EXERCISE DIRECTIONS: Check each line below for the word "actif", and copy those that have it.

(Recorded data)
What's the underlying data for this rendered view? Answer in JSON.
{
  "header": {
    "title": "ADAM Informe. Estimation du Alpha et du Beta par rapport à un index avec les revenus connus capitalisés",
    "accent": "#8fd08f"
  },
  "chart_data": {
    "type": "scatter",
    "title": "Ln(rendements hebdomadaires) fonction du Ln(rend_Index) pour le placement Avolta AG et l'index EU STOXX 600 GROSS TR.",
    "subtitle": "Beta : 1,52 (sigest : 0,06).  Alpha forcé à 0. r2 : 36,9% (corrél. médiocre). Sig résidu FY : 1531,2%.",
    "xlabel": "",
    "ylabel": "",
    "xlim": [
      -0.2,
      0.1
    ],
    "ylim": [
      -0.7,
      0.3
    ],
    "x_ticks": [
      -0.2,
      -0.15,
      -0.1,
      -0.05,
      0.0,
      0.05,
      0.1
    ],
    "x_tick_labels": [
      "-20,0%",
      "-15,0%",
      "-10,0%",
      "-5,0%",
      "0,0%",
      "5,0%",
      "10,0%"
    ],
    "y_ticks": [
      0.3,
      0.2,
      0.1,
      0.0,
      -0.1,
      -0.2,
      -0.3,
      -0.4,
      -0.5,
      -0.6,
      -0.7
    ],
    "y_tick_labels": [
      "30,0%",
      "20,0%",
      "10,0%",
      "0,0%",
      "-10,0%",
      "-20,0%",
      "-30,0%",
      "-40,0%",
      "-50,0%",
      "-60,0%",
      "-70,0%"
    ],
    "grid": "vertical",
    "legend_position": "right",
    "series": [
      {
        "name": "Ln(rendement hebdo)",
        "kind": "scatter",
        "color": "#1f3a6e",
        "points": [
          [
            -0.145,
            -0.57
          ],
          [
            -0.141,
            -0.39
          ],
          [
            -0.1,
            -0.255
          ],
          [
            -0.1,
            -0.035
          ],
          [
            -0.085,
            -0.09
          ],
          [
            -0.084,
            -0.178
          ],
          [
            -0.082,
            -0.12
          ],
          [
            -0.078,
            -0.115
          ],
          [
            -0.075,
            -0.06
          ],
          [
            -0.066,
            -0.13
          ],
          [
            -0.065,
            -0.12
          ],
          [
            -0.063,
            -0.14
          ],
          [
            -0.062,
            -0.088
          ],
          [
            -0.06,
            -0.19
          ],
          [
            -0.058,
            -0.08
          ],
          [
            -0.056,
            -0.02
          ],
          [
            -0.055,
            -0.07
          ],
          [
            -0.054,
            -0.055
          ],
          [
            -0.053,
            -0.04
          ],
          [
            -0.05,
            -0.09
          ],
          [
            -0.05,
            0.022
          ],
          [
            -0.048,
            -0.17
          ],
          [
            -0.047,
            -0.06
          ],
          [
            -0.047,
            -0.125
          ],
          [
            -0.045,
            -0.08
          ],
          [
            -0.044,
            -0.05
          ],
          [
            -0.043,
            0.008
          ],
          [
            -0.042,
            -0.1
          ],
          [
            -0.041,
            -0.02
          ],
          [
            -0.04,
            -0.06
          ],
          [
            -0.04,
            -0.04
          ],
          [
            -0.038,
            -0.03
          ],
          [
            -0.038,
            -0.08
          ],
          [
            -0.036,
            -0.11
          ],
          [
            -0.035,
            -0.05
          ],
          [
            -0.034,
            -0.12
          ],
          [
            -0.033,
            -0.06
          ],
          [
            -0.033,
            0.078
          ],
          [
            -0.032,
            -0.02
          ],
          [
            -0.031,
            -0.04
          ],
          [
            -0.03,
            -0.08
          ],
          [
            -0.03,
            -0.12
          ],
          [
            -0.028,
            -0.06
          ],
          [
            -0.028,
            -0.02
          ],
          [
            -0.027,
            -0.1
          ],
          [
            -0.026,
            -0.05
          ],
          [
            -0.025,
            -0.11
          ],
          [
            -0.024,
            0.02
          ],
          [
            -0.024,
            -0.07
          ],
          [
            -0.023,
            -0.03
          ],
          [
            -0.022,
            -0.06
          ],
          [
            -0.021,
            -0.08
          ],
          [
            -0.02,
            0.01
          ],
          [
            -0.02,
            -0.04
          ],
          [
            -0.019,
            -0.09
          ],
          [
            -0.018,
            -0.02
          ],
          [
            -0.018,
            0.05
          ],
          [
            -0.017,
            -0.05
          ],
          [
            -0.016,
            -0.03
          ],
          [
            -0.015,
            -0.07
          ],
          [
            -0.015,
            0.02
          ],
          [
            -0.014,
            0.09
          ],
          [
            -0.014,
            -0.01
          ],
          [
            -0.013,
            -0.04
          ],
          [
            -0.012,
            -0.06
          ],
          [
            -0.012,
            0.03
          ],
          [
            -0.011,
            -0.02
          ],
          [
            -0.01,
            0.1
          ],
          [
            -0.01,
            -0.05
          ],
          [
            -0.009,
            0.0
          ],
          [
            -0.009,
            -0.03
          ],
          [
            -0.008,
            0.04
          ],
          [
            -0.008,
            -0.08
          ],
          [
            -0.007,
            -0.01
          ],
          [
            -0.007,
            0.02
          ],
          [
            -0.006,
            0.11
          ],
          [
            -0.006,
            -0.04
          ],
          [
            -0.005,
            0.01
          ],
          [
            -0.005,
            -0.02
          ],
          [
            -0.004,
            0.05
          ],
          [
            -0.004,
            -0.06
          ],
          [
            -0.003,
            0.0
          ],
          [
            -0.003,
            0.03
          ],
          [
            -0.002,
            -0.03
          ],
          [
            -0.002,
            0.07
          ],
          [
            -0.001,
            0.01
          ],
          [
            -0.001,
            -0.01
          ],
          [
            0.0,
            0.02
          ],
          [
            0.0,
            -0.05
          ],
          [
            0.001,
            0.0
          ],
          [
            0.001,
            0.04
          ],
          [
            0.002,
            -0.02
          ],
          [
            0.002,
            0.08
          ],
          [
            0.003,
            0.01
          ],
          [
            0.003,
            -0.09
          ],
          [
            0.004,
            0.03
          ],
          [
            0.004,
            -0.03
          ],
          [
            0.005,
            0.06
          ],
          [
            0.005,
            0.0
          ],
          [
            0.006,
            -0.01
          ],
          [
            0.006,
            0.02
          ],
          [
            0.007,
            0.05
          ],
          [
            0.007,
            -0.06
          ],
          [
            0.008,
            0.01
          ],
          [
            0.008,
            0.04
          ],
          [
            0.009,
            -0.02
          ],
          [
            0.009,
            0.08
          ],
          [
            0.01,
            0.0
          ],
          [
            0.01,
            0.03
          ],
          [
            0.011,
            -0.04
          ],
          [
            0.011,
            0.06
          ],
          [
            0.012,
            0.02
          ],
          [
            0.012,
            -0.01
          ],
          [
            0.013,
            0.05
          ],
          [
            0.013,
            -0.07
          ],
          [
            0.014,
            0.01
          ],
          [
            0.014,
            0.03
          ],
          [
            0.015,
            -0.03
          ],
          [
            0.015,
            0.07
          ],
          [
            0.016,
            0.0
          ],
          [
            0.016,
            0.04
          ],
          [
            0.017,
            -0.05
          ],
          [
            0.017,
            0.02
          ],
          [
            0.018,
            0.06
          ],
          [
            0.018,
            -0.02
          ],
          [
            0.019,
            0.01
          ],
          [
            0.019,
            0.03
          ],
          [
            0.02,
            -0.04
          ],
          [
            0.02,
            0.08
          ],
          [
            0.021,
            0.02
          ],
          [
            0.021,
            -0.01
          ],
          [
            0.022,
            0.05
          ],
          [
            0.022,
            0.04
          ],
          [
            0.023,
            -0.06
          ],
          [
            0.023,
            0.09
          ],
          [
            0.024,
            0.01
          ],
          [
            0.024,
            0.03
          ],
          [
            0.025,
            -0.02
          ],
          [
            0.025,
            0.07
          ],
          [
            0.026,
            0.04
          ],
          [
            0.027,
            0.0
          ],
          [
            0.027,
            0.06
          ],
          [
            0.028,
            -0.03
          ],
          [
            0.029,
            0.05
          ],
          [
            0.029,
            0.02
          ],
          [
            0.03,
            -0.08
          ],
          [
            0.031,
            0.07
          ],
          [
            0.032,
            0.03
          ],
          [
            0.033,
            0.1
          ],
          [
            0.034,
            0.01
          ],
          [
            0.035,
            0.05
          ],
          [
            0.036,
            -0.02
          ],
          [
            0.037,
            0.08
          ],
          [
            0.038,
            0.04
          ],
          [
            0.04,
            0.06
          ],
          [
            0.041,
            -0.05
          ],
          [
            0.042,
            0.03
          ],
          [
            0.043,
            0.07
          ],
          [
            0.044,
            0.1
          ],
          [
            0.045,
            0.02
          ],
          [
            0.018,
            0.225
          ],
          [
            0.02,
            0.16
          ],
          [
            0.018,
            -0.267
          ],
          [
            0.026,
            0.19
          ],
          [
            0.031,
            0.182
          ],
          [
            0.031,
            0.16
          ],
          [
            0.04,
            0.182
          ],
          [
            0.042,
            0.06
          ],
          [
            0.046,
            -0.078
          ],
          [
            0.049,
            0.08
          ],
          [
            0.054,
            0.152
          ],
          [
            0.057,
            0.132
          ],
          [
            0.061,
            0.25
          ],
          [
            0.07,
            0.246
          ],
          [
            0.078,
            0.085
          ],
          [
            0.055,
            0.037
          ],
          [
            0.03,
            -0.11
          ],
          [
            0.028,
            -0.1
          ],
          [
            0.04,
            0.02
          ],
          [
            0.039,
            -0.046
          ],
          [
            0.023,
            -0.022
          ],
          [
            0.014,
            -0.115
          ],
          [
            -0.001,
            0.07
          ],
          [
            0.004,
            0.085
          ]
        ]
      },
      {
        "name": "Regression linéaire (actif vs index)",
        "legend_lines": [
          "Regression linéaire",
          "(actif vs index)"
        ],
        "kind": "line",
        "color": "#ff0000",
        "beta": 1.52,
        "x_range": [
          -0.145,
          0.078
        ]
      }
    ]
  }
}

CORRECT RESPONSE:
        "name": "Regression linéaire (actif vs index)",
          "(actif vs index)"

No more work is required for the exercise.